## Task instructions:
Please retype the lines in the records exactly, starting with the line that contains "313, 418, 328]" and going on through the line that contains "564, 492, 578]", including both of those lines.

--- Begin Supplied information ---

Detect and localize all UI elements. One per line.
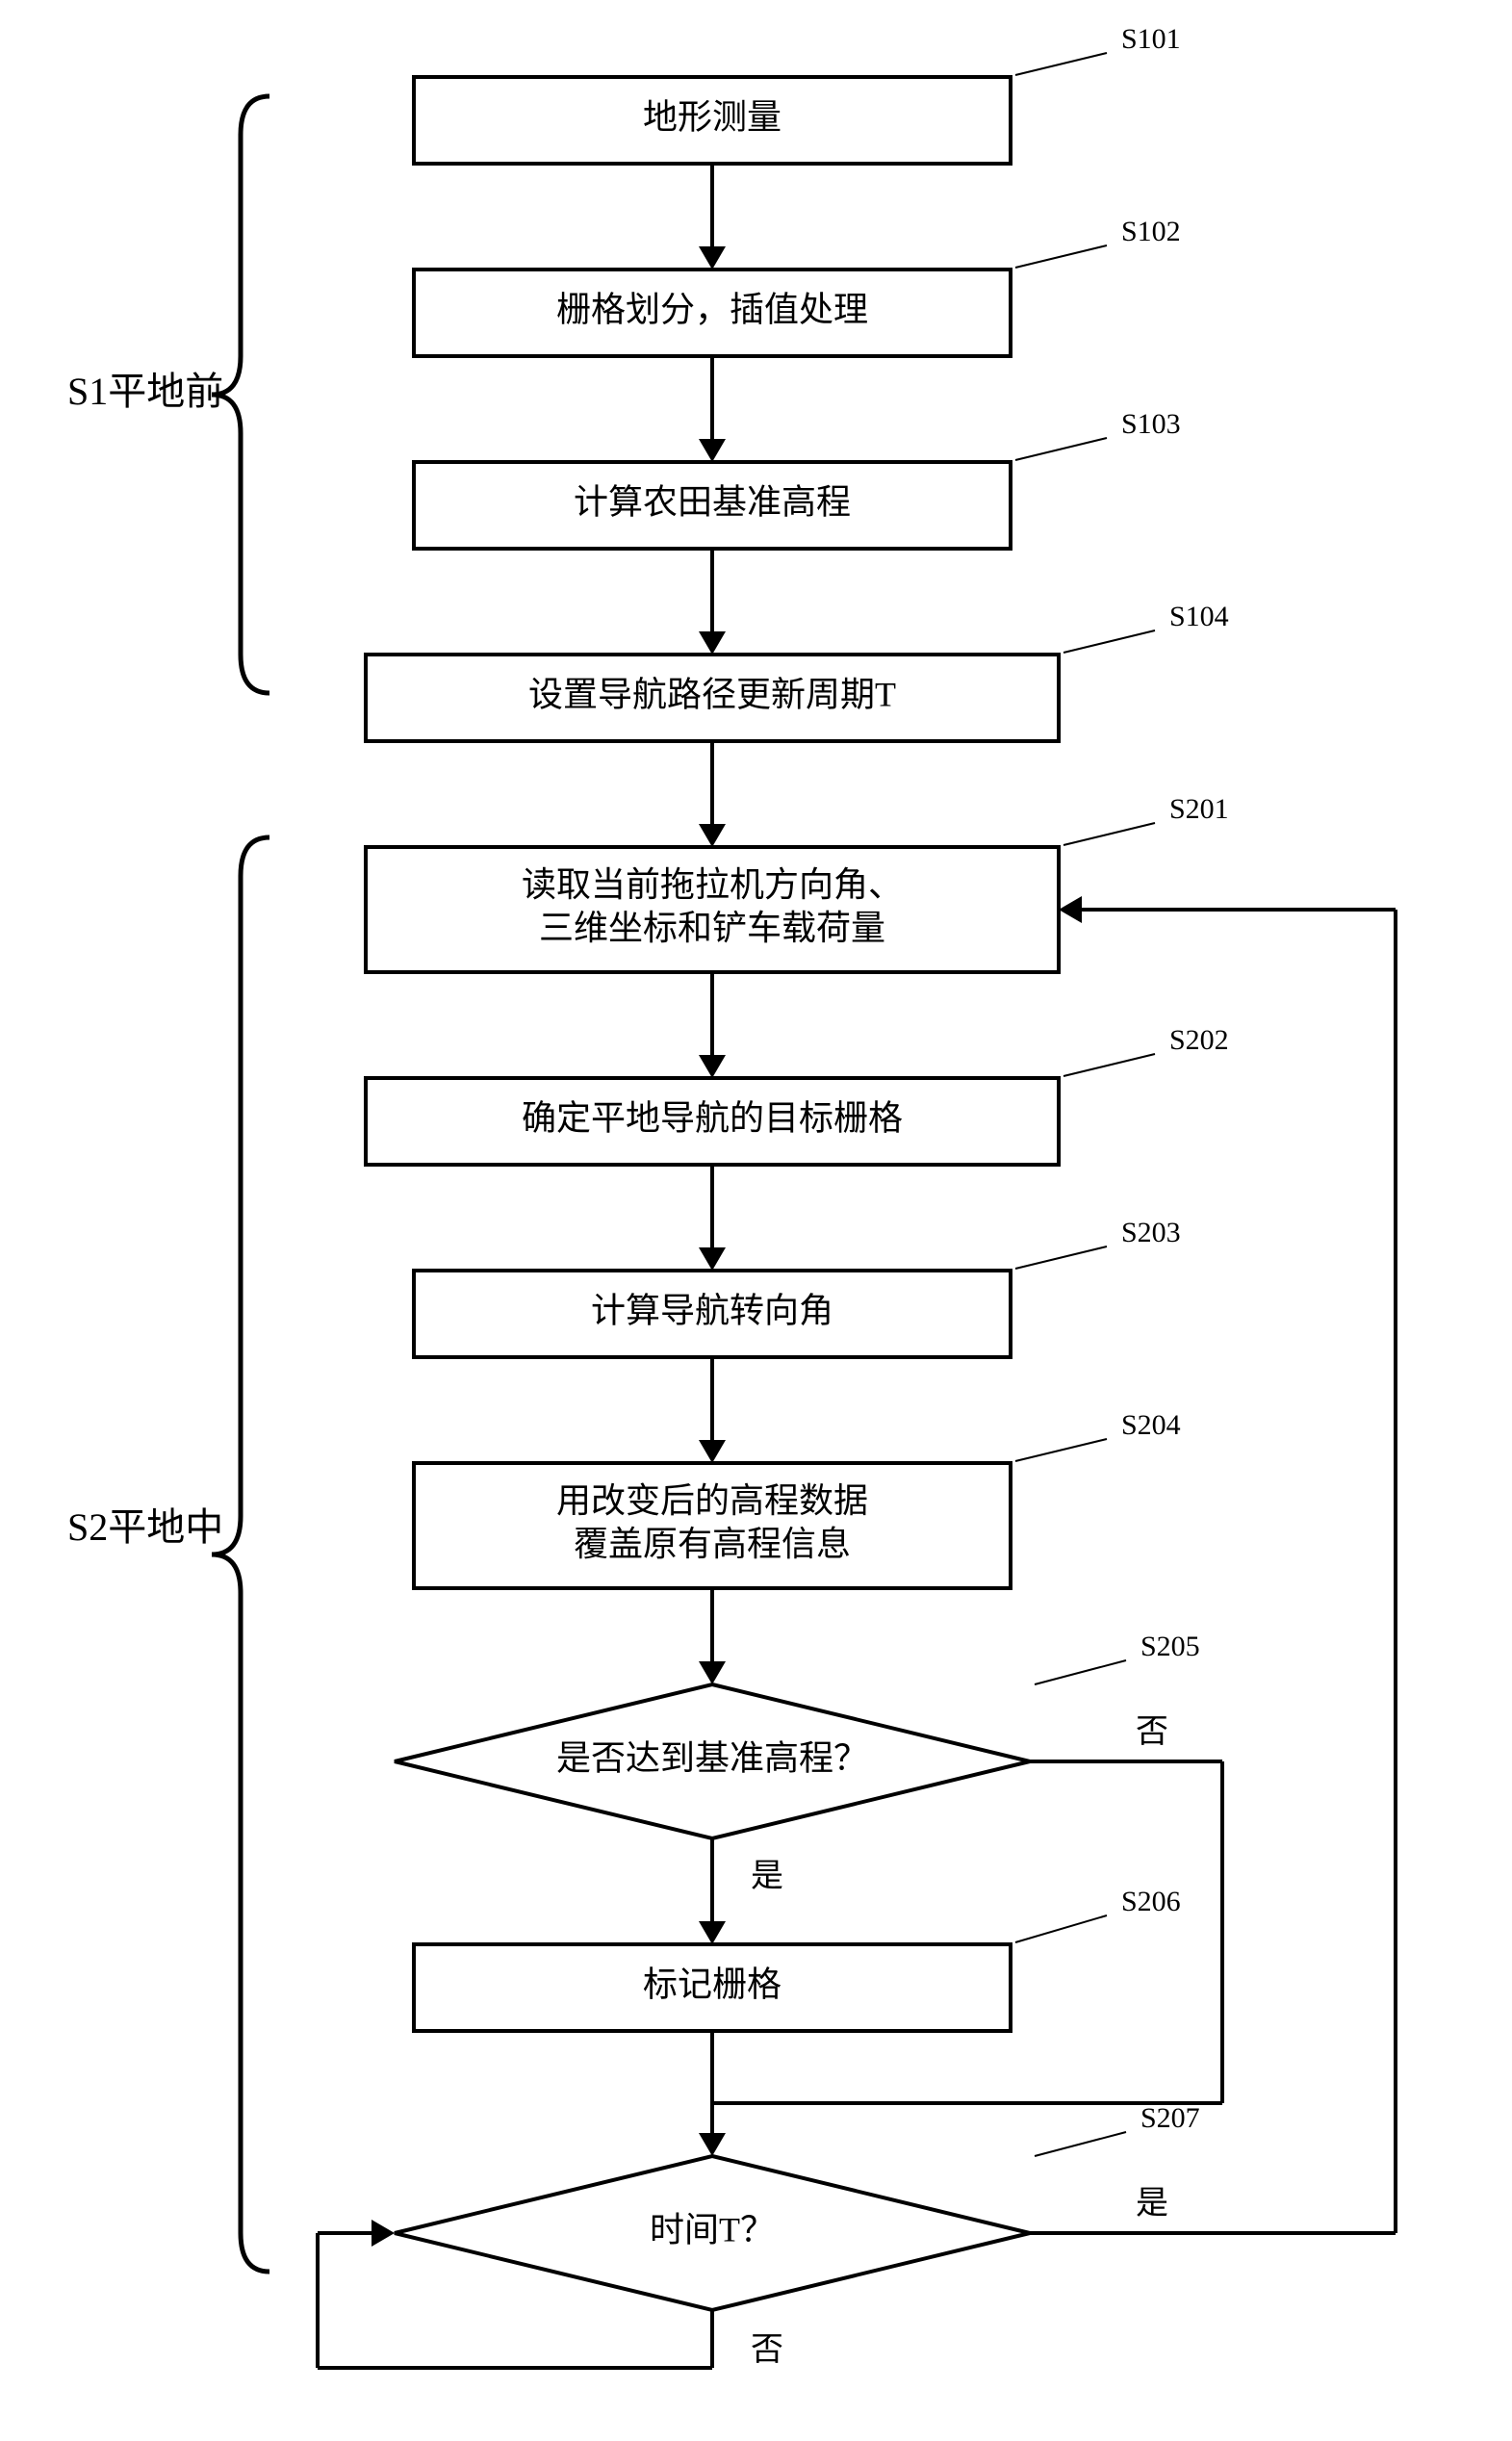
- node-S206-text-0: 标记栅格: [643, 1965, 782, 2003]
- step-code-S102: S102: [1121, 216, 1181, 247]
- node-S204-text-1: 覆盖原有高程信息: [574, 1525, 851, 1563]
- node-S205-text-0: 是否达到基准高程？: [556, 1738, 868, 1777]
- step-code-S204: S204: [1121, 1409, 1181, 1441]
- step-code-S202: S202: [1169, 1024, 1229, 1056]
- node-S201-text-1: 三维坐标和铲车载荷量: [539, 909, 885, 947]
- node-S101-text-0: 地形测量: [643, 97, 782, 136]
- section-label-S2: S2平地中: [67, 1505, 223, 1549]
- step-code-S207: S207: [1140, 2102, 1200, 2134]
- step-code-S103: S103: [1121, 408, 1181, 440]
- route-label-S205_no: 否: [1136, 1714, 1168, 1750]
- section-label-S1: S1平地前: [67, 370, 223, 413]
- node-S202-text-0: 确定平地导航的目标栅格: [522, 1098, 903, 1137]
- edge-label-S205-S206: 是: [751, 1859, 783, 1894]
- node-S201-text-0: 读取当前拖拉机方向角、: [522, 865, 903, 904]
- route-label-S207_no: 否: [751, 2332, 783, 2368]
- node-S203-text-0: 计算导航转向角: [591, 1291, 833, 1329]
- step-code-S203: S203: [1121, 1217, 1181, 1248]
- node-S207-text-0: 时间T？: [650, 2210, 775, 2248]
- step-code-S205: S205: [1140, 1631, 1200, 1662]
- node-S102-text-0: 栅格划分，插值处理: [556, 290, 868, 328]
- node-S104-text-0: 设置导航路径更新周期T: [528, 675, 896, 713]
- step-code-S104: S104: [1169, 601, 1229, 632]
- step-code-S201: S201: [1169, 793, 1229, 825]
- step-code-S206: S206: [1121, 1886, 1181, 1917]
- step-code-S101: S101: [1121, 23, 1181, 55]
- route-label-S207_yes: 是: [1136, 2186, 1168, 2222]
- node-S204-text-0: 用改变后的高程数据: [556, 1481, 868, 1520]
- node-S103-text-0: 计算农田基准高程: [574, 482, 851, 521]
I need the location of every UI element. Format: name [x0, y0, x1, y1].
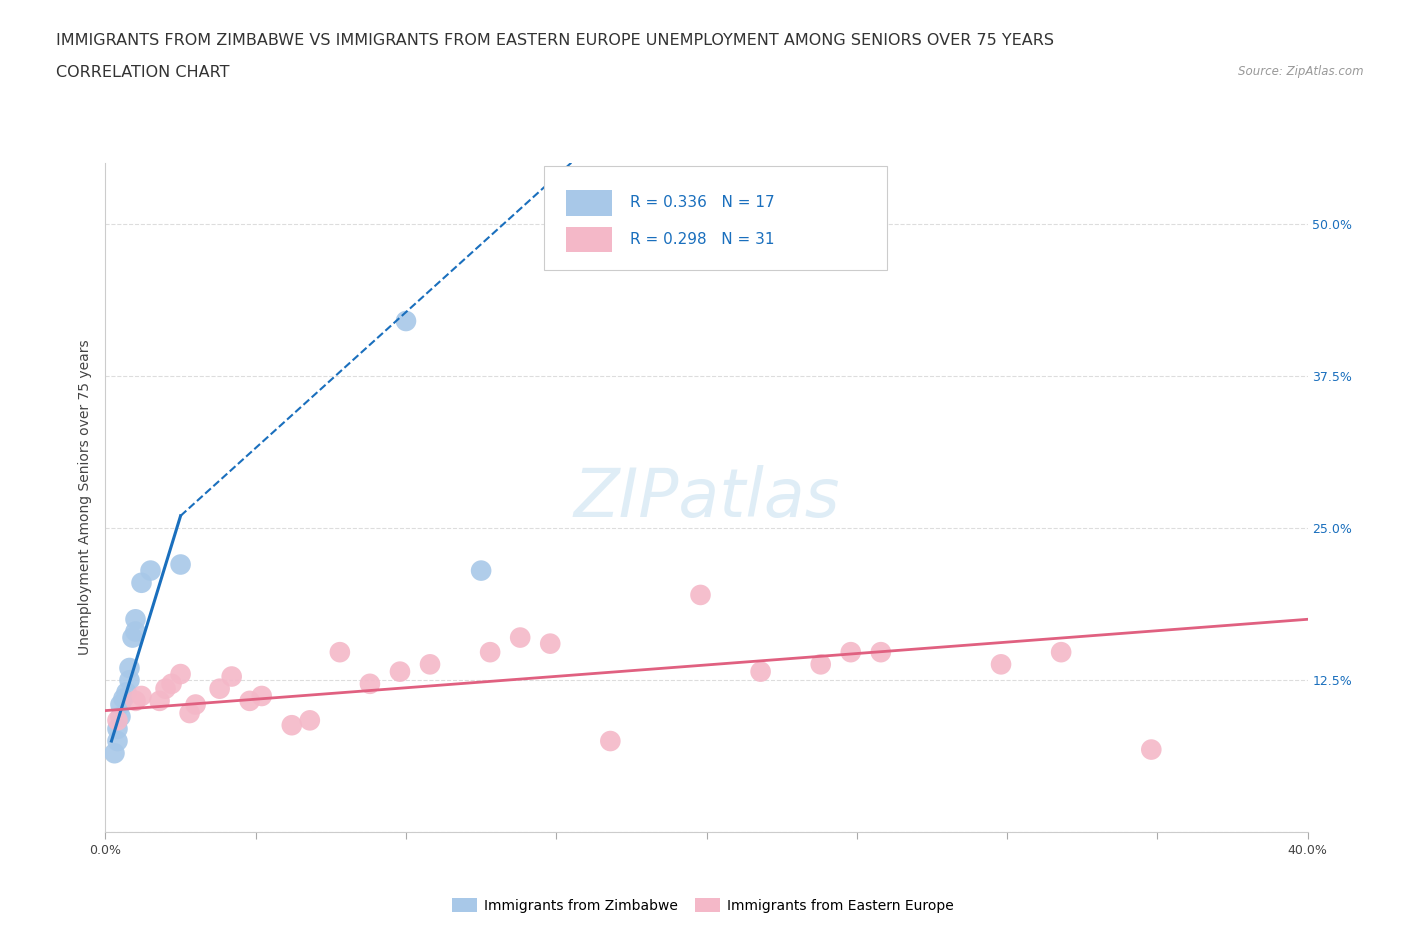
Point	[395, 313, 418, 328]
Point	[179, 706, 201, 721]
Point	[107, 713, 129, 728]
Point	[124, 624, 146, 639]
Point	[990, 657, 1012, 671]
Text: ZIPatlas: ZIPatlas	[574, 465, 839, 530]
Point	[124, 694, 146, 709]
Point	[810, 657, 832, 671]
Point	[419, 657, 441, 671]
Point	[118, 660, 141, 675]
Point	[155, 682, 177, 697]
Point	[599, 734, 621, 749]
Point	[169, 667, 191, 682]
Point	[184, 698, 207, 712]
Point	[470, 564, 492, 578]
Point	[689, 588, 711, 603]
Point	[169, 557, 191, 572]
Bar	[565, 227, 612, 252]
Point	[388, 664, 411, 679]
Point	[1140, 742, 1163, 757]
Point	[359, 676, 381, 691]
Point	[239, 694, 262, 709]
Point	[118, 672, 141, 687]
Legend: Immigrants from Zimbabwe, Immigrants from Eastern Europe: Immigrants from Zimbabwe, Immigrants fro…	[447, 893, 959, 919]
Point	[103, 746, 125, 761]
Text: R = 0.336   N = 17: R = 0.336 N = 17	[630, 195, 775, 210]
Point	[110, 710, 132, 724]
Point	[1050, 644, 1073, 659]
Point	[281, 718, 304, 733]
Text: CORRELATION CHART: CORRELATION CHART	[56, 65, 229, 80]
Point	[112, 691, 135, 706]
Text: Source: ZipAtlas.com: Source: ZipAtlas.com	[1239, 65, 1364, 78]
Point	[479, 644, 502, 659]
Point	[298, 713, 321, 728]
Point	[107, 722, 129, 737]
Point	[538, 636, 561, 651]
Text: R = 0.298   N = 31: R = 0.298 N = 31	[630, 232, 775, 247]
Point	[329, 644, 352, 659]
Point	[221, 669, 243, 684]
Point	[107, 734, 129, 749]
Point	[509, 631, 531, 645]
FancyBboxPatch shape	[544, 166, 887, 270]
Point	[208, 682, 231, 697]
Point	[749, 664, 772, 679]
Point	[131, 576, 153, 591]
Point	[869, 644, 891, 659]
Point	[148, 694, 170, 709]
Point	[121, 631, 143, 645]
Point	[250, 688, 273, 703]
Point	[115, 684, 138, 699]
Point	[160, 676, 183, 691]
Y-axis label: Unemployment Among Seniors over 75 years: Unemployment Among Seniors over 75 years	[79, 339, 93, 656]
Point	[110, 698, 132, 712]
Point	[124, 612, 146, 627]
Point	[839, 644, 862, 659]
Point	[131, 688, 153, 703]
Text: IMMIGRANTS FROM ZIMBABWE VS IMMIGRANTS FROM EASTERN EUROPE UNEMPLOYMENT AMONG SE: IMMIGRANTS FROM ZIMBABWE VS IMMIGRANTS F…	[56, 33, 1054, 47]
Bar	[565, 191, 612, 216]
Point	[139, 564, 162, 578]
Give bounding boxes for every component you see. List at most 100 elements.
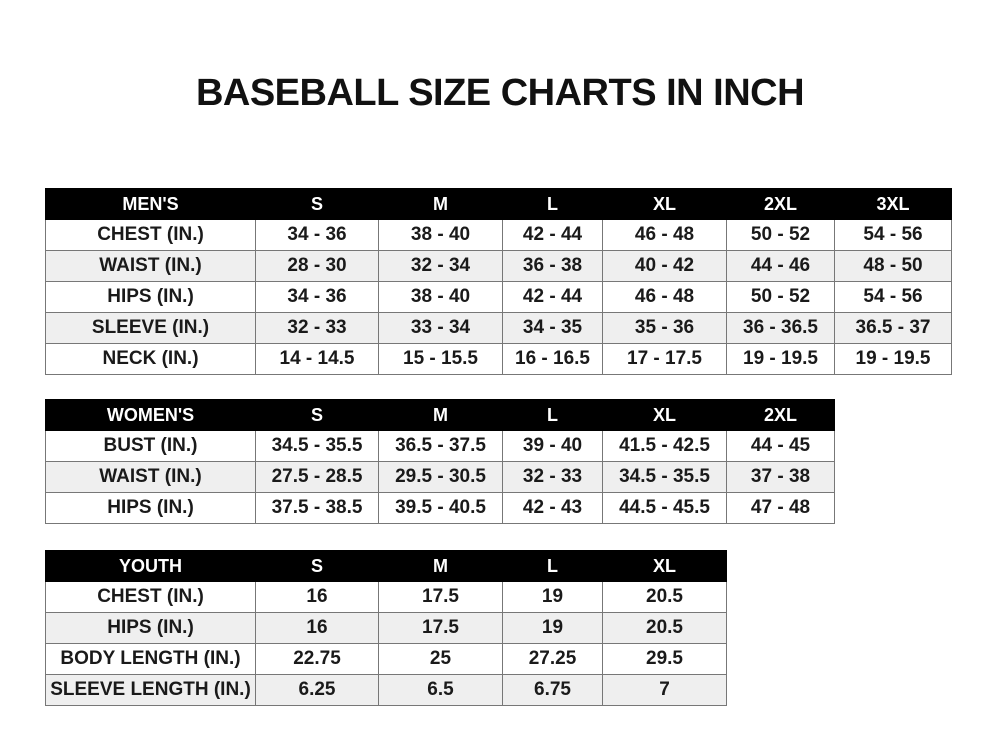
size-value: 17 - 17.5: [602, 343, 727, 375]
size-value: 19: [502, 612, 603, 644]
size-value: 48 - 50: [834, 250, 952, 282]
table-row: BUST (IN.) 34.5 - 35.5 36.5 - 37.5 39 - 40 4…: [45, 430, 835, 462]
size-value: 32 - 33: [255, 312, 379, 344]
size-value: 33 - 34: [378, 312, 503, 344]
size-value: 39.5 - 40.5: [378, 492, 503, 524]
measurement-label: HIPS (IN.): [45, 612, 256, 644]
size-value: 37 - 38: [726, 461, 835, 493]
size-value: 38 - 40: [378, 219, 503, 251]
size-header: 3XL: [834, 188, 952, 220]
category-header: MEN'S: [45, 188, 256, 220]
size-value: 29.5: [602, 643, 727, 675]
measurement-label: BODY LENGTH (IN.): [45, 643, 256, 675]
measurement-label: BUST (IN.): [45, 430, 256, 462]
size-value: 20.5: [602, 612, 727, 644]
size-value: 6.5: [378, 674, 503, 706]
size-value: 17.5: [378, 581, 503, 613]
measurement-label: WAIST (IN.): [45, 250, 256, 282]
table-row: CHEST (IN.) 34 - 36 38 - 40 42 - 44 46 - 48 5…: [45, 219, 952, 251]
size-value: 36 - 38: [502, 250, 603, 282]
size-value: 29.5 - 30.5: [378, 461, 503, 493]
measurement-label: SLEEVE (IN.): [45, 312, 256, 344]
size-value: 36.5 - 37.5: [378, 430, 503, 462]
table-row: SLEEVE (IN.) 32 - 33 33 - 34 34 - 35 35 - 36…: [45, 312, 952, 344]
category-header: YOUTH: [45, 550, 256, 582]
size-header: XL: [602, 188, 727, 220]
measurement-label: HIPS (IN.): [45, 492, 256, 524]
size-value: 44 - 45: [726, 430, 835, 462]
size-value: 50 - 52: [726, 219, 835, 251]
size-value: 34.5 - 35.5: [602, 461, 727, 493]
measurement-label: CHEST (IN.): [45, 581, 256, 613]
size-value: 40 - 42: [602, 250, 727, 282]
size-header: M: [378, 550, 503, 582]
size-header: 2XL: [726, 188, 835, 220]
size-header: XL: [602, 399, 727, 431]
size-value: 16: [255, 581, 379, 613]
size-value: 17.5: [378, 612, 503, 644]
size-value: 39 - 40: [502, 430, 603, 462]
size-value: 34 - 35: [502, 312, 603, 344]
size-value: 34 - 36: [255, 219, 379, 251]
size-value: 36.5 - 37: [834, 312, 952, 344]
size-value: 27.25: [502, 643, 603, 675]
size-header: S: [255, 188, 379, 220]
size-header: M: [378, 399, 503, 431]
size-value: 16: [255, 612, 379, 644]
table-row: CHEST (IN.) 16 17.5 19 20.5: [45, 581, 727, 613]
size-header: XL: [602, 550, 727, 582]
size-value: 15 - 15.5: [378, 343, 503, 375]
size-value: 22.75: [255, 643, 379, 675]
table-row: WAIST (IN.) 27.5 - 28.5 29.5 - 30.5 32 - 33…: [45, 461, 835, 493]
size-value: 46 - 48: [602, 219, 727, 251]
size-value: 19 - 19.5: [726, 343, 835, 375]
size-value: 6.25: [255, 674, 379, 706]
table-row: HIPS (IN.) 34 - 36 38 - 40 42 - 44 46 - 48 50…: [45, 281, 952, 313]
table-row: NECK (IN.) 14 - 14.5 15 - 15.5 16 - 16.5 17 …: [45, 343, 952, 375]
size-header: S: [255, 399, 379, 431]
size-value: 34 - 36: [255, 281, 379, 313]
measurement-label: HIPS (IN.): [45, 281, 256, 313]
size-header: L: [502, 399, 603, 431]
size-header: 2XL: [726, 399, 835, 431]
size-value: 42 - 44: [502, 219, 603, 251]
size-value: 42 - 43: [502, 492, 603, 524]
size-value: 32 - 34: [378, 250, 503, 282]
size-value: 32 - 33: [502, 461, 603, 493]
measurement-label: NECK (IN.): [45, 343, 256, 375]
size-value: 47 - 48: [726, 492, 835, 524]
size-header: L: [502, 188, 603, 220]
size-value: 42 - 44: [502, 281, 603, 313]
table-row: BODY LENGTH (IN.) 22.75 25 27.25 29.5: [45, 643, 727, 675]
size-value: 34.5 - 35.5: [255, 430, 379, 462]
size-value: 19 - 19.5: [834, 343, 952, 375]
header-row: MEN'S S M L XL 2XL 3XL: [45, 188, 952, 220]
size-value: 44.5 - 45.5: [602, 492, 727, 524]
measurement-label: CHEST (IN.): [45, 219, 256, 251]
youth-size-table: YOUTH S M L XL CHEST (IN.) 16 17.5 19 20.5 HIPS (I…: [45, 550, 727, 706]
size-value: 14 - 14.5: [255, 343, 379, 375]
header-row: WOMEN'S S M L XL 2XL: [45, 399, 835, 431]
header-row: YOUTH S M L XL: [45, 550, 727, 582]
size-value: 41.5 - 42.5: [602, 430, 727, 462]
size-value: 54 - 56: [834, 219, 952, 251]
size-value: 28 - 30: [255, 250, 379, 282]
size-value: 38 - 40: [378, 281, 503, 313]
size-value: 46 - 48: [602, 281, 727, 313]
page-title: BASEBALL SIZE CHARTS IN INCH: [195, 72, 805, 114]
size-value: 44 - 46: [726, 250, 835, 282]
size-value: 6.75: [502, 674, 603, 706]
category-header: WOMEN'S: [45, 399, 256, 431]
size-value: 37.5 - 38.5: [255, 492, 379, 524]
size-value: 54 - 56: [834, 281, 952, 313]
size-value: 50 - 52: [726, 281, 835, 313]
size-header: S: [255, 550, 379, 582]
size-header: L: [502, 550, 603, 582]
size-value: 7: [602, 674, 727, 706]
size-value: 19: [502, 581, 603, 613]
size-value: 36 - 36.5: [726, 312, 835, 344]
size-value: 20.5: [602, 581, 727, 613]
womens-size-table: WOMEN'S S M L XL 2XL BUST (IN.) 34.5 - 35.5 36.5…: [45, 399, 835, 524]
measurement-label: SLEEVE LENGTH (IN.): [45, 674, 256, 706]
table-row: SLEEVE LENGTH (IN.) 6.25 6.5 6.75 7: [45, 674, 727, 706]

--- End Supplied information ---

## Exercise response:
Point	[395, 313, 418, 328]
Point	[179, 706, 201, 721]
Point	[107, 713, 129, 728]
Point	[124, 624, 146, 639]
Point	[990, 657, 1012, 671]
Text: ZIPatlas: ZIPatlas	[574, 465, 839, 530]
Point	[124, 694, 146, 709]
Point	[810, 657, 832, 671]
Point	[419, 657, 441, 671]
Point	[118, 660, 141, 675]
Point	[155, 682, 177, 697]
Point	[599, 734, 621, 749]
Point	[169, 667, 191, 682]
Point	[184, 698, 207, 712]
Point	[470, 564, 492, 578]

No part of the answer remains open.